======== INFORMATION SUPPLIED

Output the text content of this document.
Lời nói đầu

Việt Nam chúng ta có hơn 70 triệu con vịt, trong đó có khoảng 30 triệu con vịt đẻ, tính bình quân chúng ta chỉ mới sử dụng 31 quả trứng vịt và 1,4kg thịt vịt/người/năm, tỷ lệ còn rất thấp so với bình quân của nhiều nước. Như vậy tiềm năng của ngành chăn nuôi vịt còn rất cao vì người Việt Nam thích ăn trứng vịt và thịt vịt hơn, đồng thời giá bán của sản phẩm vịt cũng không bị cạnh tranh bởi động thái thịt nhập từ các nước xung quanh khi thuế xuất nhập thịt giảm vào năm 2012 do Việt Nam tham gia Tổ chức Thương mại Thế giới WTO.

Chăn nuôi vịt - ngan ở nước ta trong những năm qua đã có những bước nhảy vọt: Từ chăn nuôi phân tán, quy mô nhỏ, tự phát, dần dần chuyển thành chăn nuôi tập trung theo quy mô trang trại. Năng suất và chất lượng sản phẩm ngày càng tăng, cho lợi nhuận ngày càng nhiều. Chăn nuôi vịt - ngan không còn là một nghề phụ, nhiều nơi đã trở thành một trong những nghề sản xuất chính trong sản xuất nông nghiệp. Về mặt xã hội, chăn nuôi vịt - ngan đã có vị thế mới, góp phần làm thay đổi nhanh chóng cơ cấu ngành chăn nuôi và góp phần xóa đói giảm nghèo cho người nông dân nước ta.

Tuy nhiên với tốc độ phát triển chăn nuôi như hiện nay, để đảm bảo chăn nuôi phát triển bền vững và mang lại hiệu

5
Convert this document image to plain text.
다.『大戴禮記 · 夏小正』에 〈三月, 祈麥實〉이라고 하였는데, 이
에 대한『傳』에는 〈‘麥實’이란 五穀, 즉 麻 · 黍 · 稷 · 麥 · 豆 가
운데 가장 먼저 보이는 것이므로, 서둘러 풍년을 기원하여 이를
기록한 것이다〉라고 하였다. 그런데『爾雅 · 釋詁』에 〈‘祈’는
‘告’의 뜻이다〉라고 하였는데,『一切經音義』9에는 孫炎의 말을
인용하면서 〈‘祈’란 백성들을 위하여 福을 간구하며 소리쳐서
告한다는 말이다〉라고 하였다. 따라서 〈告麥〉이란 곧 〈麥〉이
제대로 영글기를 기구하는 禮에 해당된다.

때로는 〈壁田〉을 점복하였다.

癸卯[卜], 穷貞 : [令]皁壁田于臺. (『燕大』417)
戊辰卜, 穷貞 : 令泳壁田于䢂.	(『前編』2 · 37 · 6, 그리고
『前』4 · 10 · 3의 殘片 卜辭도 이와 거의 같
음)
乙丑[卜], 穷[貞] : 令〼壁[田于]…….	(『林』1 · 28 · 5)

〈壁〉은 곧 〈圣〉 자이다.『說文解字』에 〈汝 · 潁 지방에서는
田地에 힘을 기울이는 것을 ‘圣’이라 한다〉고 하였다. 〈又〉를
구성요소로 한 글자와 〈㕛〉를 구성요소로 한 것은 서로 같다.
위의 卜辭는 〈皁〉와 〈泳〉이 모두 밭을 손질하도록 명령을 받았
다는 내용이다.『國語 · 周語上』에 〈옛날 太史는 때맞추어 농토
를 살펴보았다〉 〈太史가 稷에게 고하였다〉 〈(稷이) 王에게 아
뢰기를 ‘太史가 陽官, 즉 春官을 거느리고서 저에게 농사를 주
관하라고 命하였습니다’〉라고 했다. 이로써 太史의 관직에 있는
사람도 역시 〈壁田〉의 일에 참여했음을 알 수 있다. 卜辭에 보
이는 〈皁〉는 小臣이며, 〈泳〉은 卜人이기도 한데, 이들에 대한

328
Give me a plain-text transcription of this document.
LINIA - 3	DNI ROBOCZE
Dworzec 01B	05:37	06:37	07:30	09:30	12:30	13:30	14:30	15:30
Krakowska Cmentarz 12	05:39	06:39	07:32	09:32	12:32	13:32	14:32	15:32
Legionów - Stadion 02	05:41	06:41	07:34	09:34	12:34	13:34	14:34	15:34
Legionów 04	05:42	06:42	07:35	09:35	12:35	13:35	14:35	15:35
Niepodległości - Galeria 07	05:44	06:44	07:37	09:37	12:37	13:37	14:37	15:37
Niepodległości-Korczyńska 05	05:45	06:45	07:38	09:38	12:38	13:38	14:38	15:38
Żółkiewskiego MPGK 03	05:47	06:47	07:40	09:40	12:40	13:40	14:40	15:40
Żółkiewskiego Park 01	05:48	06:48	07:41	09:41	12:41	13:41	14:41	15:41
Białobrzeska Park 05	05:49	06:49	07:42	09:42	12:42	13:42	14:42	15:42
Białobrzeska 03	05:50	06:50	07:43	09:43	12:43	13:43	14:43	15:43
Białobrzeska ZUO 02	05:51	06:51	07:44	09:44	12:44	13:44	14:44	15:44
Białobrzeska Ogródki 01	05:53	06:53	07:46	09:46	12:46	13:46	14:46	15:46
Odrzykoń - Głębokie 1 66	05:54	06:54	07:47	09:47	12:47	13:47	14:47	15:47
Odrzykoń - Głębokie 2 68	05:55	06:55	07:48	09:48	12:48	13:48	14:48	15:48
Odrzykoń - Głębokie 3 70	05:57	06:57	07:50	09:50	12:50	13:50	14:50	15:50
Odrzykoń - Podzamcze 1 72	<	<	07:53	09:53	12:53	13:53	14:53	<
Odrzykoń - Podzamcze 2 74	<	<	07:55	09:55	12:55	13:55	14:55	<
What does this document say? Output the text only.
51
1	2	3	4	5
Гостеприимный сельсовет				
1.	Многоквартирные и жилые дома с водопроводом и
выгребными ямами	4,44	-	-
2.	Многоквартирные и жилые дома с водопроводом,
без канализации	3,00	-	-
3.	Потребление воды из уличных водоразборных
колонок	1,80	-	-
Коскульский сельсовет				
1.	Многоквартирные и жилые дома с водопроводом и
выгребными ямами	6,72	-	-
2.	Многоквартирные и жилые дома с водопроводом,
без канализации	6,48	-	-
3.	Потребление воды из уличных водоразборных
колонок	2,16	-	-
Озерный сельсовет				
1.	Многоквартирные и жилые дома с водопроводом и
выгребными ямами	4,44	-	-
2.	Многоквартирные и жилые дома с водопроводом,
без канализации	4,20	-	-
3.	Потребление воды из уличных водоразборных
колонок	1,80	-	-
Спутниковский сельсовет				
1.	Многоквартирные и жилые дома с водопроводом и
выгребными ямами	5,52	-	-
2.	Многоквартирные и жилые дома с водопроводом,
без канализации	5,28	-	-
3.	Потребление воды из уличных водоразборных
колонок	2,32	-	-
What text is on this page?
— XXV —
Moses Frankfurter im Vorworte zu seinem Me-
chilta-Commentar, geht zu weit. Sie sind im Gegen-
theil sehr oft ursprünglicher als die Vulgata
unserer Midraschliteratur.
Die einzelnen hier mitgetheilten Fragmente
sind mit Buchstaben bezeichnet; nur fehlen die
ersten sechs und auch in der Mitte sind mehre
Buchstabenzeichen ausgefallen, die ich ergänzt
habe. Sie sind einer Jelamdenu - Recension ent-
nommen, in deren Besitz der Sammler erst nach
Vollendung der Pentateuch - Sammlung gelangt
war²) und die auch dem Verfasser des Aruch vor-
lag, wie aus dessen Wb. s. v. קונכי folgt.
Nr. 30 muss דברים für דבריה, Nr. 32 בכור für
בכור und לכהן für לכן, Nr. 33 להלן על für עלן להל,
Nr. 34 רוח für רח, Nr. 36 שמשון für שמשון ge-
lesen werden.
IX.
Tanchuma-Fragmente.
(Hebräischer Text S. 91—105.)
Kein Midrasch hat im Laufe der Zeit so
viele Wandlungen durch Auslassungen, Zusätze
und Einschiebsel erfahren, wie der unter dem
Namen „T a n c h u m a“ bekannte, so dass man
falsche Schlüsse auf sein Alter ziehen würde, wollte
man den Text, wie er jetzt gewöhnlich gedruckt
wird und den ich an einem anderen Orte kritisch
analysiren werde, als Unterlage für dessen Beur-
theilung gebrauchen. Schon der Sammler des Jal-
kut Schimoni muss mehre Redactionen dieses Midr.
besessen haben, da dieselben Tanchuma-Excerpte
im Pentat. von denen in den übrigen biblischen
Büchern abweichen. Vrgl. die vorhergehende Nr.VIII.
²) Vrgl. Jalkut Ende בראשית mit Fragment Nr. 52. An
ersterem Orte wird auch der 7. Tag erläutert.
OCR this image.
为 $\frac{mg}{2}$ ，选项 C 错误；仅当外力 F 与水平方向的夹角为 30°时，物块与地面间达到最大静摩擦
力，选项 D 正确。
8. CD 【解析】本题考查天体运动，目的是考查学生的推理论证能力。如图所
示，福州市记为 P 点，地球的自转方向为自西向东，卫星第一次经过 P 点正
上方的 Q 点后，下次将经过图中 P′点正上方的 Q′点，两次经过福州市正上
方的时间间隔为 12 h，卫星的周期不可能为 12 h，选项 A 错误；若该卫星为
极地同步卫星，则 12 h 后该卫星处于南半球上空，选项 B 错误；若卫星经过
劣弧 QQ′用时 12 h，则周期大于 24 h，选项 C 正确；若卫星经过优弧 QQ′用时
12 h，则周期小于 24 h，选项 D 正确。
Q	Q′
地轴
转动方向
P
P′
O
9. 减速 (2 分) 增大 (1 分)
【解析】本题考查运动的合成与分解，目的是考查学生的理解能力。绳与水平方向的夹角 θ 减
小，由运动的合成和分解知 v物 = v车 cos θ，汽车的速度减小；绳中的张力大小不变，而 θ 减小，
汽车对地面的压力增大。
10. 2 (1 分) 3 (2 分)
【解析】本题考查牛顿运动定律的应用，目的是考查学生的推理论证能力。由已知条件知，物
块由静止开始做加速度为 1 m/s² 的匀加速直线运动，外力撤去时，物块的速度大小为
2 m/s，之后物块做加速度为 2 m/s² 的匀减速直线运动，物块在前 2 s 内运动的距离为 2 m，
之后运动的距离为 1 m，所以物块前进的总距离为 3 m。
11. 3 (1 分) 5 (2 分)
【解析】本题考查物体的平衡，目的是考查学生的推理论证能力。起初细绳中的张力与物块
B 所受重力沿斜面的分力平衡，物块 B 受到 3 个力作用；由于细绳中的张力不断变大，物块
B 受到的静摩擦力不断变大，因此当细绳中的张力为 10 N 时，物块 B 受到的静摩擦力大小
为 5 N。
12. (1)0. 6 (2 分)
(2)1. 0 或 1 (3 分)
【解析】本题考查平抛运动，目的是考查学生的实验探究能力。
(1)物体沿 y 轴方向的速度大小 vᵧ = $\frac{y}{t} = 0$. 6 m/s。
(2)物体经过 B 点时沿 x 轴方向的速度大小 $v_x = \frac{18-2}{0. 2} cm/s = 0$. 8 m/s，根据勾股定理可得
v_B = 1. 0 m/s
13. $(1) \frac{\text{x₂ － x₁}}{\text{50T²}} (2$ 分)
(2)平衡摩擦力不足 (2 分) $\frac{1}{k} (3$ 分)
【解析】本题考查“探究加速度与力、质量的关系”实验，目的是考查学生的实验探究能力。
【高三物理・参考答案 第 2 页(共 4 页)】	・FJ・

================

> OBJECTIVE:
Every line of the records that includes the word "What" should be gathered.

> ANSWER IN FULL:
What does this document say? Output the text only.
What text is on this page?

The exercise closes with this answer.